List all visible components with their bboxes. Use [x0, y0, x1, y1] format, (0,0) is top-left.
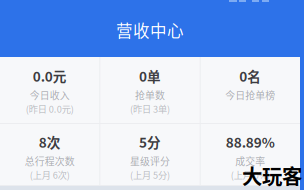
- staticText: (上月 6次): [30, 168, 70, 181]
- staticText: 大玩客: [242, 160, 302, 190]
- button[interactable]: 88.89%: [201, 124, 300, 185]
- staticText: 营收中心: [116, 18, 184, 42]
- staticText: 今日收入: [30, 88, 70, 102]
- staticText: 0.0元: [33, 66, 67, 86]
- staticText: 今日抢单榜: [225, 88, 275, 102]
- staticText: (上月 0%): [231, 168, 270, 181]
- button[interactable]: 0单: [100, 57, 200, 123]
- staticText: (上月 5分): [130, 168, 170, 181]
- staticText: 抢单数: [135, 88, 165, 102]
- staticText: (昨日 0.0元): [26, 102, 74, 115]
- staticText: (昨日 3单): [130, 102, 170, 115]
- staticText: 88.89%: [226, 132, 275, 152]
- staticText: 成交率: [235, 154, 265, 168]
- staticText: 5分: [139, 132, 161, 152]
- staticText: 总行程次数: [25, 154, 75, 168]
- staticText: 0名: [239, 66, 261, 86]
- staticText: 8次: [39, 132, 61, 152]
- staticText: 星级评分: [130, 154, 170, 168]
- button[interactable]: 0.0元: [0, 57, 99, 123]
- staticText: 0单: [139, 66, 161, 86]
- button[interactable]: 0名: [201, 57, 300, 123]
- button[interactable]: 5分: [100, 124, 200, 185]
- button[interactable]: 8次: [0, 124, 99, 185]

**YOUR OBJECTIVE:** Copy the data above line for line, leaving out the pictures.

**ANSWER FOR THIS EXERCISE:**
List all visible components with their bboxes. Use [x0, y0, x1, y1] format, (0,0) is top-left.
- staticText: (上月 6次): [30, 168, 70, 181]
- staticText: 大玩客: [242, 160, 302, 190]
- button[interactable]: 88.89%: [201, 124, 300, 185]
- staticText: 营收中心: [116, 18, 184, 42]
- staticText: 今日收入: [30, 88, 70, 102]
- staticText: 0.0元: [33, 66, 67, 86]
- staticText: 今日抢单榜: [225, 88, 275, 102]
- staticText: (上月 0%): [231, 168, 270, 181]
- button[interactable]: 0单: [100, 57, 200, 123]
- staticText: (上月 5分): [130, 168, 170, 181]
- staticText: 抢单数: [135, 88, 165, 102]
- staticText: (昨日 0.0元): [26, 102, 74, 115]
- staticText: (昨日 3单): [130, 102, 170, 115]
- staticText: 88.89%: [226, 132, 275, 152]
- staticText: 成交率: [235, 154, 265, 168]
- staticText: 5分: [139, 132, 161, 152]
- staticText: 总行程次数: [25, 154, 75, 168]
- staticText: 0名: [239, 66, 261, 86]
- staticText: 8次: [39, 132, 61, 152]
- staticText: 星级评分: [130, 154, 170, 168]
- button[interactable]: 0.0元: [0, 57, 99, 123]
- staticText: 0单: [139, 66, 161, 86]
- button[interactable]: 0名: [201, 57, 300, 123]
- button[interactable]: 5分: [100, 124, 200, 185]
- button[interactable]: 8次: [0, 124, 99, 185]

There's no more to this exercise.